DATA FOR THE TASK
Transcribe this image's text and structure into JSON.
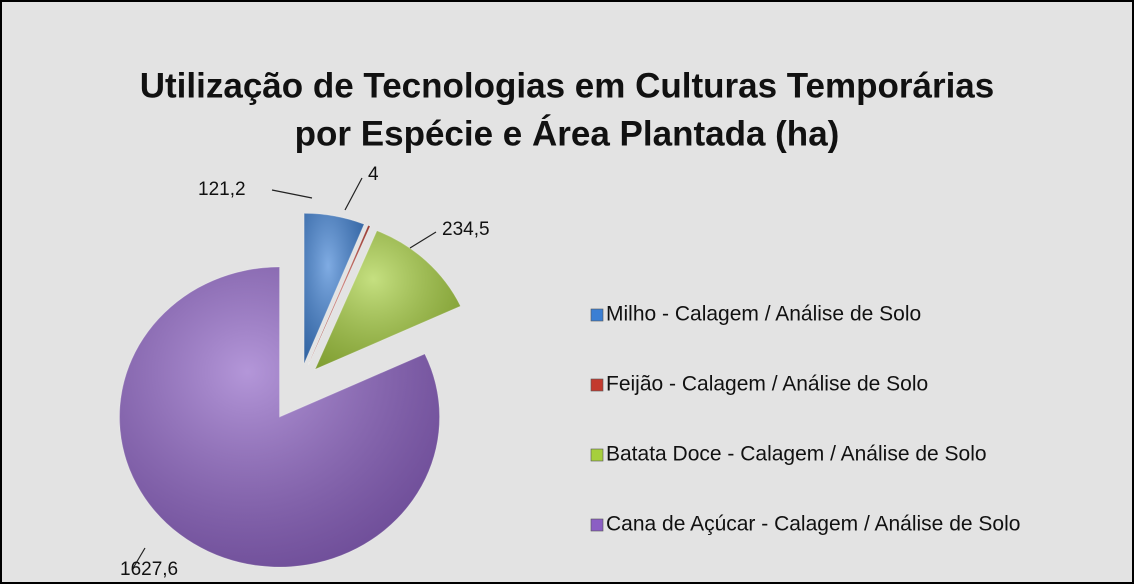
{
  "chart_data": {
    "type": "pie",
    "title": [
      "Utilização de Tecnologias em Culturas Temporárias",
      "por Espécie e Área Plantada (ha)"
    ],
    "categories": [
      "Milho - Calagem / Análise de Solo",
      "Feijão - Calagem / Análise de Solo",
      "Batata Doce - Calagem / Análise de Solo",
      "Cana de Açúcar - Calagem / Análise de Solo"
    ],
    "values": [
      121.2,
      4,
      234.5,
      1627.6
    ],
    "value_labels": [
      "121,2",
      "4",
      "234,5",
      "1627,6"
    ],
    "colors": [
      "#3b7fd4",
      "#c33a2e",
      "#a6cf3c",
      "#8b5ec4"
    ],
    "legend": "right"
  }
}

WORK TO DO
From the material given, work out how many lines hold the string "Calagem"; state that number and nothing further.

COMPLETED EXERCISE
4